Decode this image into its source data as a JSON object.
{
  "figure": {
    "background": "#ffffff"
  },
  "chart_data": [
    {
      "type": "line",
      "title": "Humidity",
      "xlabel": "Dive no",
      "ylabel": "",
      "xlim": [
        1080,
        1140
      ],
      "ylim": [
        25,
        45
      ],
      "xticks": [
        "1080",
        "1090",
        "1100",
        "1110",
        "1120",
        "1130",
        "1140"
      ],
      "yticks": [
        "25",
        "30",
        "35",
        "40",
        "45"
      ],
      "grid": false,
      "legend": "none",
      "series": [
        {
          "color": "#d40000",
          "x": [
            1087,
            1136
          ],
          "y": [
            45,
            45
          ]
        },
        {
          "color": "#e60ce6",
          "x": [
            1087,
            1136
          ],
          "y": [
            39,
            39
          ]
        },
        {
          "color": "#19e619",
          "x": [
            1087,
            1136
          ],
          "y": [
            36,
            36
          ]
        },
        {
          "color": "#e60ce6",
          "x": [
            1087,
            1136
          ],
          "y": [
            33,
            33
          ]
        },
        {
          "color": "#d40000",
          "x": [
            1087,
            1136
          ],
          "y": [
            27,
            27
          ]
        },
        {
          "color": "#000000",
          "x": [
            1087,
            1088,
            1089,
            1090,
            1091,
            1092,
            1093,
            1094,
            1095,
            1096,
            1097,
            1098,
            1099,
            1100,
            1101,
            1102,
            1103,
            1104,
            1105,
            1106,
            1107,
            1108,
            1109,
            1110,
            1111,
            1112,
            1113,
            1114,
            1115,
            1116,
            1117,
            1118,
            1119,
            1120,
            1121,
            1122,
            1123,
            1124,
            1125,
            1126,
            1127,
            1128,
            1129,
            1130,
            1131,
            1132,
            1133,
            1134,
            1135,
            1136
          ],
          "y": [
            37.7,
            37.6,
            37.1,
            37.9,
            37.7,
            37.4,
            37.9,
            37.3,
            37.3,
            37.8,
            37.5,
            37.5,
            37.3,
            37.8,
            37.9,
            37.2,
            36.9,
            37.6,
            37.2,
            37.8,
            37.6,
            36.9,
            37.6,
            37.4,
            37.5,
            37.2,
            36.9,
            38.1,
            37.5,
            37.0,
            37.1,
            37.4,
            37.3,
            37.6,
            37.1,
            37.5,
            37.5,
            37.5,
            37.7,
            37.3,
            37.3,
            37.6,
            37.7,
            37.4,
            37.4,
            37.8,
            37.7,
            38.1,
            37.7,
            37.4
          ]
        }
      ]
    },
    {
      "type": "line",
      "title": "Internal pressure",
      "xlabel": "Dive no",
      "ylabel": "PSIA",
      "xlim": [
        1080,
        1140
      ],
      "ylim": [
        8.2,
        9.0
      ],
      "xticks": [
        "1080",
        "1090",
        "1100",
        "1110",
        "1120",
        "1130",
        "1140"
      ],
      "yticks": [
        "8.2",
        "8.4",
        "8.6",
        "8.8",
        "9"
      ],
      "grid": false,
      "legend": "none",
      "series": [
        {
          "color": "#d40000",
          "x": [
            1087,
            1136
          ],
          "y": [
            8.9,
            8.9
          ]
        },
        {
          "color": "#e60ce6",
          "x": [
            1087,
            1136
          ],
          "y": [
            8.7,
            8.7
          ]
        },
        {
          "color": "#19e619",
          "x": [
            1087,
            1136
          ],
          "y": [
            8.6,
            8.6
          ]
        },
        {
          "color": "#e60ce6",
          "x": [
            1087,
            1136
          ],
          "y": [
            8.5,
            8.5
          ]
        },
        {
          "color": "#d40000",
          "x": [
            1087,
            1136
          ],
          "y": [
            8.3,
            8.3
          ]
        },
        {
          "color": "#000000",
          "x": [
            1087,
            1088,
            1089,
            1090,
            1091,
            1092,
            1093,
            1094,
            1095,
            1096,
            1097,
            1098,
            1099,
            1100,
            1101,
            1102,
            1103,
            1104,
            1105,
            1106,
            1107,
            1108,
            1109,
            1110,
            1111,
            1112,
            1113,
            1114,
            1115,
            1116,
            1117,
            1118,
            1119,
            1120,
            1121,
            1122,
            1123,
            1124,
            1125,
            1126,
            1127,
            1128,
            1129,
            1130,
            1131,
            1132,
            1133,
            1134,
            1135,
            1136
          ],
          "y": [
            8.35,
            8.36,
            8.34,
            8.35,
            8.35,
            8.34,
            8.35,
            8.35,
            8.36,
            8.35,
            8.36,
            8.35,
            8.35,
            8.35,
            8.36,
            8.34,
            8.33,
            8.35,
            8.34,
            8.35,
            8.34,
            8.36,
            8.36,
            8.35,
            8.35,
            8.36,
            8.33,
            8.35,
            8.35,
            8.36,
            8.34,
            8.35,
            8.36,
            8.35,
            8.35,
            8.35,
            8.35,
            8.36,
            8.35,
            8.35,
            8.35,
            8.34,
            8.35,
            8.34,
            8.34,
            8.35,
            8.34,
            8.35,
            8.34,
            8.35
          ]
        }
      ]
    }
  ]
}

** REQUIREMENT **
Write down every line of the data exactly as it appears above.

** TASK OUTPUT **
Decode this image into its source data as a JSON object.
{
  "figure": {
    "background": "#ffffff"
  },
  "chart_data": [
    {
      "type": "line",
      "title": "Humidity",
      "xlabel": "Dive no",
      "ylabel": "",
      "xlim": [
        1080,
        1140
      ],
      "ylim": [
        25,
        45
      ],
      "xticks": [
        "1080",
        "1090",
        "1100",
        "1110",
        "1120",
        "1130",
        "1140"
      ],
      "yticks": [
        "25",
        "30",
        "35",
        "40",
        "45"
      ],
      "grid": false,
      "legend": "none",
      "series": [
        {
          "color": "#d40000",
          "x": [
            1087,
            1136
          ],
          "y": [
            45,
            45
          ]
        },
        {
          "color": "#e60ce6",
          "x": [
            1087,
            1136
          ],
          "y": [
            39,
            39
          ]
        },
        {
          "color": "#19e619",
          "x": [
            1087,
            1136
          ],
          "y": [
            36,
            36
          ]
        },
        {
          "color": "#e60ce6",
          "x": [
            1087,
            1136
          ],
          "y": [
            33,
            33
          ]
        },
        {
          "color": "#d40000",
          "x": [
            1087,
            1136
          ],
          "y": [
            27,
            27
          ]
        },
        {
          "color": "#000000",
          "x": [
            1087,
            1088,
            1089,
            1090,
            1091,
            1092,
            1093,
            1094,
            1095,
            1096,
            1097,
            1098,
            1099,
            1100,
            1101,
            1102,
            1103,
            1104,
            1105,
            1106,
            1107,
            1108,
            1109,
            1110,
            1111,
            1112,
            1113,
            1114,
            1115,
            1116,
            1117,
            1118,
            1119,
            1120,
            1121,
            1122,
            1123,
            1124,
            1125,
            1126,
            1127,
            1128,
            1129,
            1130,
            1131,
            1132,
            1133,
            1134,
            1135,
            1136
          ],
          "y": [
            37.7,
            37.6,
            37.1,
            37.9,
            37.7,
            37.4,
            37.9,
            37.3,
            37.3,
            37.8,
            37.5,
            37.5,
            37.3,
            37.8,
            37.9,
            37.2,
            36.9,
            37.6,
            37.2,
            37.8,
            37.6,
            36.9,
            37.6,
            37.4,
            37.5,
            37.2,
            36.9,
            38.1,
            37.5,
            37.0,
            37.1,
            37.4,
            37.3,
            37.6,
            37.1,
            37.5,
            37.5,
            37.5,
            37.7,
            37.3,
            37.3,
            37.6,
            37.7,
            37.4,
            37.4,
            37.8,
            37.7,
            38.1,
            37.7,
            37.4
          ]
        }
      ]
    },
    {
      "type": "line",
      "title": "Internal pressure",
      "xlabel": "Dive no",
      "ylabel": "PSIA",
      "xlim": [
        1080,
        1140
      ],
      "ylim": [
        8.2,
        9.0
      ],
      "xticks": [
        "1080",
        "1090",
        "1100",
        "1110",
        "1120",
        "1130",
        "1140"
      ],
      "yticks": [
        "8.2",
        "8.4",
        "8.6",
        "8.8",
        "9"
      ],
      "grid": false,
      "legend": "none",
      "series": [
        {
          "color": "#d40000",
          "x": [
            1087,
            1136
          ],
          "y": [
            8.9,
            8.9
          ]
        },
        {
          "color": "#e60ce6",
          "x": [
            1087,
            1136
          ],
          "y": [
            8.7,
            8.7
          ]
        },
        {
          "color": "#19e619",
          "x": [
            1087,
            1136
          ],
          "y": [
            8.6,
            8.6
          ]
        },
        {
          "color": "#e60ce6",
          "x": [
            1087,
            1136
          ],
          "y": [
            8.5,
            8.5
          ]
        },
        {
          "color": "#d40000",
          "x": [
            1087,
            1136
          ],
          "y": [
            8.3,
            8.3
          ]
        },
        {
          "color": "#000000",
          "x": [
            1087,
            1088,
            1089,
            1090,
            1091,
            1092,
            1093,
            1094,
            1095,
            1096,
            1097,
            1098,
            1099,
            1100,
            1101,
            1102,
            1103,
            1104,
            1105,
            1106,
            1107,
            1108,
            1109,
            1110,
            1111,
            1112,
            1113,
            1114,
            1115,
            1116,
            1117,
            1118,
            1119,
            1120,
            1121,
            1122,
            1123,
            1124,
            1125,
            1126,
            1127,
            1128,
            1129,
            1130,
            1131,
            1132,
            1133,
            1134,
            1135,
            1136
          ],
          "y": [
            8.35,
            8.36,
            8.34,
            8.35,
            8.35,
            8.34,
            8.35,
            8.35,
            8.36,
            8.35,
            8.36,
            8.35,
            8.35,
            8.35,
            8.36,
            8.34,
            8.33,
            8.35,
            8.34,
            8.35,
            8.34,
            8.36,
            8.36,
            8.35,
            8.35,
            8.36,
            8.33,
            8.35,
            8.35,
            8.36,
            8.34,
            8.35,
            8.36,
            8.35,
            8.35,
            8.35,
            8.35,
            8.36,
            8.35,
            8.35,
            8.35,
            8.34,
            8.35,
            8.34,
            8.34,
            8.35,
            8.34,
            8.35,
            8.34,
            8.35
          ]
        }
      ]
    }
  ]
}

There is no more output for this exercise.